▸ PROMPT: Go through the data below. List every line that holds the word "заходи".

━━━ THE INPUT ━━━

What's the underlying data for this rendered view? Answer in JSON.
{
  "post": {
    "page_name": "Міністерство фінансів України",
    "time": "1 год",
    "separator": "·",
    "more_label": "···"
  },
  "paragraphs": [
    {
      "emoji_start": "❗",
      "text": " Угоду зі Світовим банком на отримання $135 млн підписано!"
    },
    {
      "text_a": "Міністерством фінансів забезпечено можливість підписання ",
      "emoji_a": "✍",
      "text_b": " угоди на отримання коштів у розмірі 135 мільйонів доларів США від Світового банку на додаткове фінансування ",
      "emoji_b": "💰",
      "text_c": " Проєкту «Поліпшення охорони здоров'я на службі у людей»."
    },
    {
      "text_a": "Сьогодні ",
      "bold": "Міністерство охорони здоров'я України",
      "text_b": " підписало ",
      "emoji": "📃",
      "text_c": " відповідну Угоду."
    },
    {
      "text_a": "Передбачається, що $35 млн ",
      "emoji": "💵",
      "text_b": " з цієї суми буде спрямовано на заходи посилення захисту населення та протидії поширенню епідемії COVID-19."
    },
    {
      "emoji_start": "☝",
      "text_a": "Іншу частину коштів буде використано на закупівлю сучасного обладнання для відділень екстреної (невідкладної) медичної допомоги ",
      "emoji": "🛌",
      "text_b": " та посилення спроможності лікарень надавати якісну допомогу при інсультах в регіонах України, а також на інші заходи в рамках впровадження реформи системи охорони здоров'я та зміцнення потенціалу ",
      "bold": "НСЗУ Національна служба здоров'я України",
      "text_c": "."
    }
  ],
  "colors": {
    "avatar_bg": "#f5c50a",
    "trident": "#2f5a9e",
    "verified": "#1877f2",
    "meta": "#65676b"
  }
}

━━━

▸ RESULT BELOW:
      "text_b": " з цієї суми буде спрямовано на заходи посилення захисту населення та протидії поширенню епідемії COVID-19."
      "text_b": " та посилення спроможності лікарень надавати якісну допомогу при інсультах в регіонах України, а також на інші заходи в рамках впровадження реформи системи охорони здоров'я та зміцнення потенціалу ",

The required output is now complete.